→ Records from a collection of figures:
[BEGIN]

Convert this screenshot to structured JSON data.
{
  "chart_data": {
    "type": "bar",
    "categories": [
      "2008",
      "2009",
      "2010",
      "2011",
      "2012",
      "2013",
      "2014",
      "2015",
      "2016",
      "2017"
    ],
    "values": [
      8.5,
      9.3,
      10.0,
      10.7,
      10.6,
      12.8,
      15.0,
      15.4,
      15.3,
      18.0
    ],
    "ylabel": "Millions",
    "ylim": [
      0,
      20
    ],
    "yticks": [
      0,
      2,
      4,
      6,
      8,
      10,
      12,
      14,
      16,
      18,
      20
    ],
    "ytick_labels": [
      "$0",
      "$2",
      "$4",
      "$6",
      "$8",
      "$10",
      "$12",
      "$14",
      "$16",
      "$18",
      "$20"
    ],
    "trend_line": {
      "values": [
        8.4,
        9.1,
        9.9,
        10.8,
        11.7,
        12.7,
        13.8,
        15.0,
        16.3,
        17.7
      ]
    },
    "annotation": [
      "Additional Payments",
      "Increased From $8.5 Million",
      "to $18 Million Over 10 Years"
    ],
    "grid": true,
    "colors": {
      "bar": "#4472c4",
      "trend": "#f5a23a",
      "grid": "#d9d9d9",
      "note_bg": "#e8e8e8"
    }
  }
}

[END]
[BEGIN]

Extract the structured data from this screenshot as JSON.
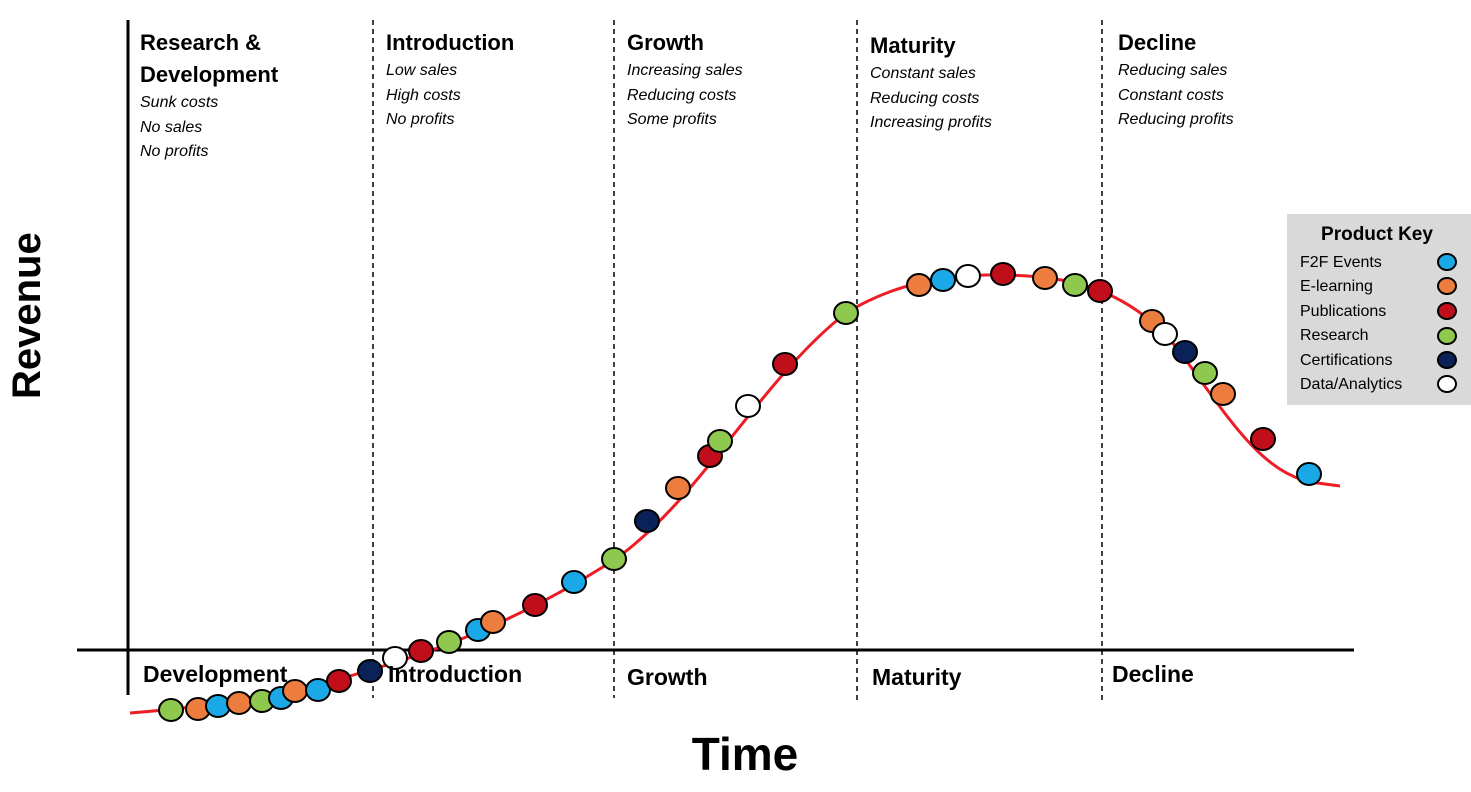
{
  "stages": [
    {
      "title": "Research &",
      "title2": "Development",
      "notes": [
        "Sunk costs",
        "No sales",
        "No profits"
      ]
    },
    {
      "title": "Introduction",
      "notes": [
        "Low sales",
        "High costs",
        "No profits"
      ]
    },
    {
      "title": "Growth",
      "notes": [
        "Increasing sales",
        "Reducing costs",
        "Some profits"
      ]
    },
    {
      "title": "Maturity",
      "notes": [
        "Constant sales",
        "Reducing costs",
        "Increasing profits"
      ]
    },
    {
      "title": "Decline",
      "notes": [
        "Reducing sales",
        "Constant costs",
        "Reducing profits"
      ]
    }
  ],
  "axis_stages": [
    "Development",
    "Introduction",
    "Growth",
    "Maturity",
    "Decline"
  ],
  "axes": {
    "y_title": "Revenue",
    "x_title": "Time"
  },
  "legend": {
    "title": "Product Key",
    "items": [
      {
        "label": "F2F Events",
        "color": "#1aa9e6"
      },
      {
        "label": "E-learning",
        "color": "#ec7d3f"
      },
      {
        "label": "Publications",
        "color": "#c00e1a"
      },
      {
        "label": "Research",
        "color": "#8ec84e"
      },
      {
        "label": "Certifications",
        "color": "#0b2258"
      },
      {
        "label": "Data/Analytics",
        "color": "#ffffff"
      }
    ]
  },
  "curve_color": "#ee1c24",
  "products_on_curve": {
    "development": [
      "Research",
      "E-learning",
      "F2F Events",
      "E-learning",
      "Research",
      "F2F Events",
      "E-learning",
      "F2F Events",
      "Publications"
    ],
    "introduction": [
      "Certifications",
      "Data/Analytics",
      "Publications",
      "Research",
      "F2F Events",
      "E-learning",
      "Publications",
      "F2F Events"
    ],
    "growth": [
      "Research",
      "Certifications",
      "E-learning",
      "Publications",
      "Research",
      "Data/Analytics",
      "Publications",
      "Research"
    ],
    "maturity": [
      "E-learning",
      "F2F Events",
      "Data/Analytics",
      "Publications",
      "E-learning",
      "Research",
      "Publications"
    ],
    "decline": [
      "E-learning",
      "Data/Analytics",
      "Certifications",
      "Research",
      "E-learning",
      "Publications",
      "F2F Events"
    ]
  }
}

[END]
[BEGIN]

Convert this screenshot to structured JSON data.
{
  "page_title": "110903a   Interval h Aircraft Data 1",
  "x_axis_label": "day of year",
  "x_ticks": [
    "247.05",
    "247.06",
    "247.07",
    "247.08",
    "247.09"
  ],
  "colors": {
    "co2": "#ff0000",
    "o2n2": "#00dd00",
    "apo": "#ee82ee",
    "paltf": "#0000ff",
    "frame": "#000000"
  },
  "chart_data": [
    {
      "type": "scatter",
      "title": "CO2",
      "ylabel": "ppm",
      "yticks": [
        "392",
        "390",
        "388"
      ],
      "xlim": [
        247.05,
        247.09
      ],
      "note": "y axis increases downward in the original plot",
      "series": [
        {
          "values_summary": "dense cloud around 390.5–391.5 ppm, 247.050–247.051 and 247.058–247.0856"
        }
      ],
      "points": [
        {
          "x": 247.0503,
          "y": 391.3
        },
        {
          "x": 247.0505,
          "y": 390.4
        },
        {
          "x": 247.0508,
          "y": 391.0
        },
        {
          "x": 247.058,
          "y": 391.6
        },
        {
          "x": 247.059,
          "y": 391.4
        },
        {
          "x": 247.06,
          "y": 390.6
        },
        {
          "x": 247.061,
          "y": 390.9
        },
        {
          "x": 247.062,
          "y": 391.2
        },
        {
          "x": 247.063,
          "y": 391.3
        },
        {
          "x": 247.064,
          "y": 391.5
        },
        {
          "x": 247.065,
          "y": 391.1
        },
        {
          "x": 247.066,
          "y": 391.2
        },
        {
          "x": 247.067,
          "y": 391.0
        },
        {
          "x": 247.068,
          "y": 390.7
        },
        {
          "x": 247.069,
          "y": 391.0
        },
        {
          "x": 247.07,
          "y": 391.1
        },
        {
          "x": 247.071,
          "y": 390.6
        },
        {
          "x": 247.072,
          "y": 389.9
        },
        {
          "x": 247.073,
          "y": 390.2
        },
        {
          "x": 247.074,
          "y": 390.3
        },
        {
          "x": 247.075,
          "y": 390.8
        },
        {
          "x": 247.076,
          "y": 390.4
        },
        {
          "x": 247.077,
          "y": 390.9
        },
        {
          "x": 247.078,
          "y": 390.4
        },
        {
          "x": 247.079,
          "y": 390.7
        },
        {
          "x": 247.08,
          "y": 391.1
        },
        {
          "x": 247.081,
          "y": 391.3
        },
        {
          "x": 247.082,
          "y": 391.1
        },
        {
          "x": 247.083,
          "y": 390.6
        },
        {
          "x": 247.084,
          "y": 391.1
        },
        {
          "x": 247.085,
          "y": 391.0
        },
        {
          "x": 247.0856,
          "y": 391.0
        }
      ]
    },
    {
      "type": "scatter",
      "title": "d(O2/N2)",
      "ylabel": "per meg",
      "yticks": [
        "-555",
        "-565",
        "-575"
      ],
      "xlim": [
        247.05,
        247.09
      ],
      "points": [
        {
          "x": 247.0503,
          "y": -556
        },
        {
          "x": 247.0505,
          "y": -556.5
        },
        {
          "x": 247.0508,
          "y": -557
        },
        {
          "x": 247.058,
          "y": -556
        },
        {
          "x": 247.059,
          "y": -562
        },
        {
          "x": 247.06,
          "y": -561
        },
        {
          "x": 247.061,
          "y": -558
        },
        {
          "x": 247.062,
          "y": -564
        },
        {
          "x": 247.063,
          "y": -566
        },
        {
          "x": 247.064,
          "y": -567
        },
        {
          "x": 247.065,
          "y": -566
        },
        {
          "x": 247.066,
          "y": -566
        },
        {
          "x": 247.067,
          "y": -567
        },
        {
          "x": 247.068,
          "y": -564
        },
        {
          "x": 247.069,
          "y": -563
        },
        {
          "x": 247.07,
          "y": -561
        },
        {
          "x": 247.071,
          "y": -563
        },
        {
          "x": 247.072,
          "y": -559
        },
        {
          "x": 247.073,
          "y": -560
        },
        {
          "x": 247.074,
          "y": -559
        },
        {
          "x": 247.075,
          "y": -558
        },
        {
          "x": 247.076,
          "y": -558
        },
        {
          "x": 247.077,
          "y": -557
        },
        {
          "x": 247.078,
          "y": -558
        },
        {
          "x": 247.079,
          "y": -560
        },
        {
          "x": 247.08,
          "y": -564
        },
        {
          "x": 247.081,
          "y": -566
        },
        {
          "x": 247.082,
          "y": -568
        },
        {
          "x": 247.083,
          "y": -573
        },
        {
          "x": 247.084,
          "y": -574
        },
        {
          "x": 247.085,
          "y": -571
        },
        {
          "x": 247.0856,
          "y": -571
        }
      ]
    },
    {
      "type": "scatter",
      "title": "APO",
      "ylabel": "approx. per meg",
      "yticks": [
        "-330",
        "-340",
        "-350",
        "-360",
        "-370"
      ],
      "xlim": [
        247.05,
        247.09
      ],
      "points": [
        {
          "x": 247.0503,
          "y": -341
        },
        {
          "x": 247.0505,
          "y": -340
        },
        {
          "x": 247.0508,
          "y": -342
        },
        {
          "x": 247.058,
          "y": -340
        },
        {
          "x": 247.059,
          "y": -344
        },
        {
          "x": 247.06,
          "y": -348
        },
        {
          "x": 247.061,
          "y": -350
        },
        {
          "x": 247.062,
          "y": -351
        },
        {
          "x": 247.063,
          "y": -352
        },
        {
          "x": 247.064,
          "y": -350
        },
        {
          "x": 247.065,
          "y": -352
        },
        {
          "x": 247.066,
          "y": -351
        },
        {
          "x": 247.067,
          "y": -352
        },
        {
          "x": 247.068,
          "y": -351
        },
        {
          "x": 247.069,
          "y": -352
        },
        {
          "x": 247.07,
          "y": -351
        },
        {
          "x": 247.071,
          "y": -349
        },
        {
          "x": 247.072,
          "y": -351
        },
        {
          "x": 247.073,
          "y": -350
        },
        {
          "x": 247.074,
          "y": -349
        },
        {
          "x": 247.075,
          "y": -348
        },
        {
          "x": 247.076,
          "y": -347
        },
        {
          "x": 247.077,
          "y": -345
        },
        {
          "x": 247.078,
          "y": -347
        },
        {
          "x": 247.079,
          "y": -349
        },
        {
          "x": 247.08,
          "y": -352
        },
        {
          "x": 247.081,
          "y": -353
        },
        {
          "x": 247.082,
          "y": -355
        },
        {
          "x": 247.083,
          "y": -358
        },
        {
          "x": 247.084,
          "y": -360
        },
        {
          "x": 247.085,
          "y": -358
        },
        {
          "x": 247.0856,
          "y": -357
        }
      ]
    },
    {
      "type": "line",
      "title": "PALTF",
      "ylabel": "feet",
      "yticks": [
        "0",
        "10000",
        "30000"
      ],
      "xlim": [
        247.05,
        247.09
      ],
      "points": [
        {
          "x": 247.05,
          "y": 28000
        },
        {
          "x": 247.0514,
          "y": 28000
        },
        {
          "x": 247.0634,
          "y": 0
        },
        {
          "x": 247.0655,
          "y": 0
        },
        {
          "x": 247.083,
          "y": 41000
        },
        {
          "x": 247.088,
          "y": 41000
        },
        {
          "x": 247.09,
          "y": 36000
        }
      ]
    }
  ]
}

[END]

→ What the task asks: Collect the lines of the data that carry the word "Reducing".

→ Task answer:
        "Reducing costs",
        "Reducing costs",
        "Reducing sales",
        "Reducing profits"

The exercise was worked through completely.